Aim >> The records below hold pictures; please leave those out and retype the rest exactly.

Records provided >>

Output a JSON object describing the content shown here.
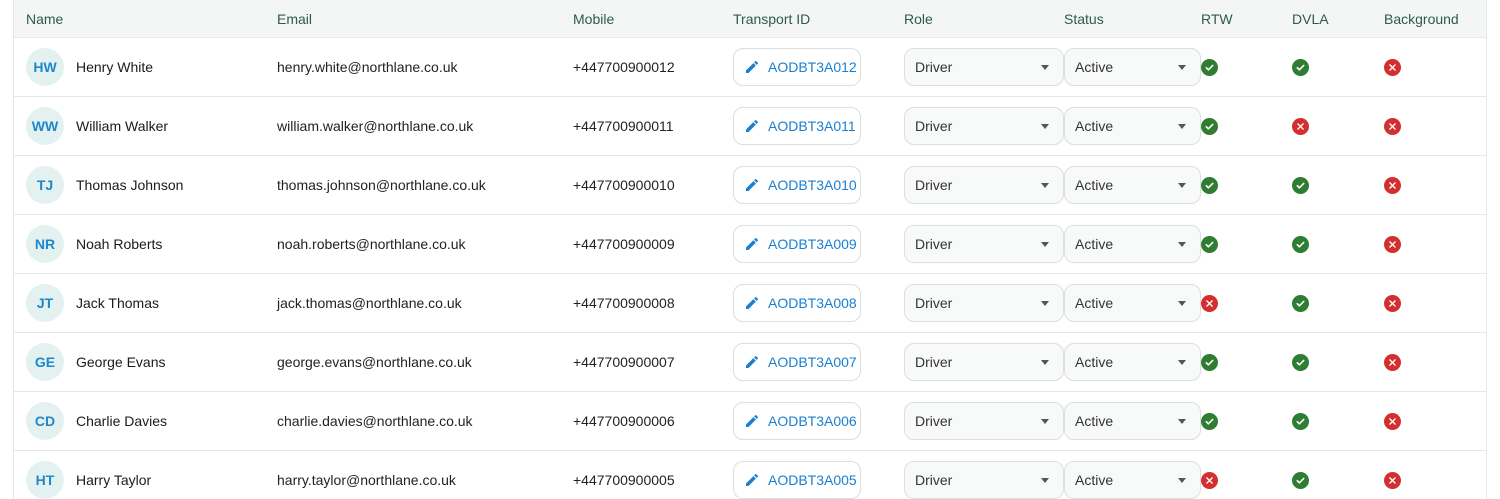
{
  "columns": {
    "name": "Name",
    "email": "Email",
    "mobile": "Mobile",
    "transport_id": "Transport ID",
    "role": "Role",
    "status": "Status",
    "rtw": "RTW",
    "dvla": "DVLA",
    "background": "Background"
  },
  "icons": {
    "edit": "pencil-icon",
    "dropdown": "chevron-down-icon",
    "pass": "check-circle-icon",
    "fail": "x-circle-icon"
  },
  "colors": {
    "pass": "#2e7d32",
    "fail": "#d32f2f",
    "accent": "#1a7fd1"
  },
  "rows": [
    {
      "initials": "HW",
      "name": "Henry White",
      "email": "henry.white@northlane.co.uk",
      "mobile": "+447700900012",
      "transport_id": "AODBT3A012",
      "role": "Driver",
      "status": "Active",
      "rtw": true,
      "dvla": true,
      "background": false
    },
    {
      "initials": "WW",
      "name": "William Walker",
      "email": "william.walker@northlane.co.uk",
      "mobile": "+447700900011",
      "transport_id": "AODBT3A011",
      "role": "Driver",
      "status": "Active",
      "rtw": true,
      "dvla": false,
      "background": false
    },
    {
      "initials": "TJ",
      "name": "Thomas Johnson",
      "email": "thomas.johnson@northlane.co.uk",
      "mobile": "+447700900010",
      "transport_id": "AODBT3A010",
      "role": "Driver",
      "status": "Active",
      "rtw": true,
      "dvla": true,
      "background": false
    },
    {
      "initials": "NR",
      "name": "Noah Roberts",
      "email": "noah.roberts@northlane.co.uk",
      "mobile": "+447700900009",
      "transport_id": "AODBT3A009",
      "role": "Driver",
      "status": "Active",
      "rtw": true,
      "dvla": true,
      "background": false
    },
    {
      "initials": "JT",
      "name": "Jack Thomas",
      "email": "jack.thomas@northlane.co.uk",
      "mobile": "+447700900008",
      "transport_id": "AODBT3A008",
      "role": "Driver",
      "status": "Active",
      "rtw": false,
      "dvla": true,
      "background": false
    },
    {
      "initials": "GE",
      "name": "George Evans",
      "email": "george.evans@northlane.co.uk",
      "mobile": "+447700900007",
      "transport_id": "AODBT3A007",
      "role": "Driver",
      "status": "Active",
      "rtw": true,
      "dvla": true,
      "background": false
    },
    {
      "initials": "CD",
      "name": "Charlie Davies",
      "email": "charlie.davies@northlane.co.uk",
      "mobile": "+447700900006",
      "transport_id": "AODBT3A006",
      "role": "Driver",
      "status": "Active",
      "rtw": true,
      "dvla": true,
      "background": false
    },
    {
      "initials": "HT",
      "name": "Harry Taylor",
      "email": "harry.taylor@northlane.co.uk",
      "mobile": "+447700900005",
      "transport_id": "AODBT3A005",
      "role": "Driver",
      "status": "Active",
      "rtw": false,
      "dvla": true,
      "background": false
    }
  ]
}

Written answer >>
Output a JSON object describing the content shown here.
{
  "columns": {
    "name": "Name",
    "email": "Email",
    "mobile": "Mobile",
    "transport_id": "Transport ID",
    "role": "Role",
    "status": "Status",
    "rtw": "RTW",
    "dvla": "DVLA",
    "background": "Background"
  },
  "icons": {
    "edit": "pencil-icon",
    "dropdown": "chevron-down-icon",
    "pass": "check-circle-icon",
    "fail": "x-circle-icon"
  },
  "colors": {
    "pass": "#2e7d32",
    "fail": "#d32f2f",
    "accent": "#1a7fd1"
  },
  "rows": [
    {
      "initials": "HW",
      "name": "Henry White",
      "email": "henry.white@northlane.co.uk",
      "mobile": "+447700900012",
      "transport_id": "AODBT3A012",
      "role": "Driver",
      "status": "Active",
      "rtw": true,
      "dvla": true,
      "background": false
    },
    {
      "initials": "WW",
      "name": "William Walker",
      "email": "william.walker@northlane.co.uk",
      "mobile": "+447700900011",
      "transport_id": "AODBT3A011",
      "role": "Driver",
      "status": "Active",
      "rtw": true,
      "dvla": false,
      "background": false
    },
    {
      "initials": "TJ",
      "name": "Thomas Johnson",
      "email": "thomas.johnson@northlane.co.uk",
      "mobile": "+447700900010",
      "transport_id": "AODBT3A010",
      "role": "Driver",
      "status": "Active",
      "rtw": true,
      "dvla": true,
      "background": false
    },
    {
      "initials": "NR",
      "name": "Noah Roberts",
      "email": "noah.roberts@northlane.co.uk",
      "mobile": "+447700900009",
      "transport_id": "AODBT3A009",
      "role": "Driver",
      "status": "Active",
      "rtw": true,
      "dvla": true,
      "background": false
    },
    {
      "initials": "JT",
      "name": "Jack Thomas",
      "email": "jack.thomas@northlane.co.uk",
      "mobile": "+447700900008",
      "transport_id": "AODBT3A008",
      "role": "Driver",
      "status": "Active",
      "rtw": false,
      "dvla": true,
      "background": false
    },
    {
      "initials": "GE",
      "name": "George Evans",
      "email": "george.evans@northlane.co.uk",
      "mobile": "+447700900007",
      "transport_id": "AODBT3A007",
      "role": "Driver",
      "status": "Active",
      "rtw": true,
      "dvla": true,
      "background": false
    },
    {
      "initials": "CD",
      "name": "Charlie Davies",
      "email": "charlie.davies@northlane.co.uk",
      "mobile": "+447700900006",
      "transport_id": "AODBT3A006",
      "role": "Driver",
      "status": "Active",
      "rtw": true,
      "dvla": true,
      "background": false
    },
    {
      "initials": "HT",
      "name": "Harry Taylor",
      "email": "harry.taylor@northlane.co.uk",
      "mobile": "+447700900005",
      "transport_id": "AODBT3A005",
      "role": "Driver",
      "status": "Active",
      "rtw": false,
      "dvla": true,
      "background": false
    }
  ]
}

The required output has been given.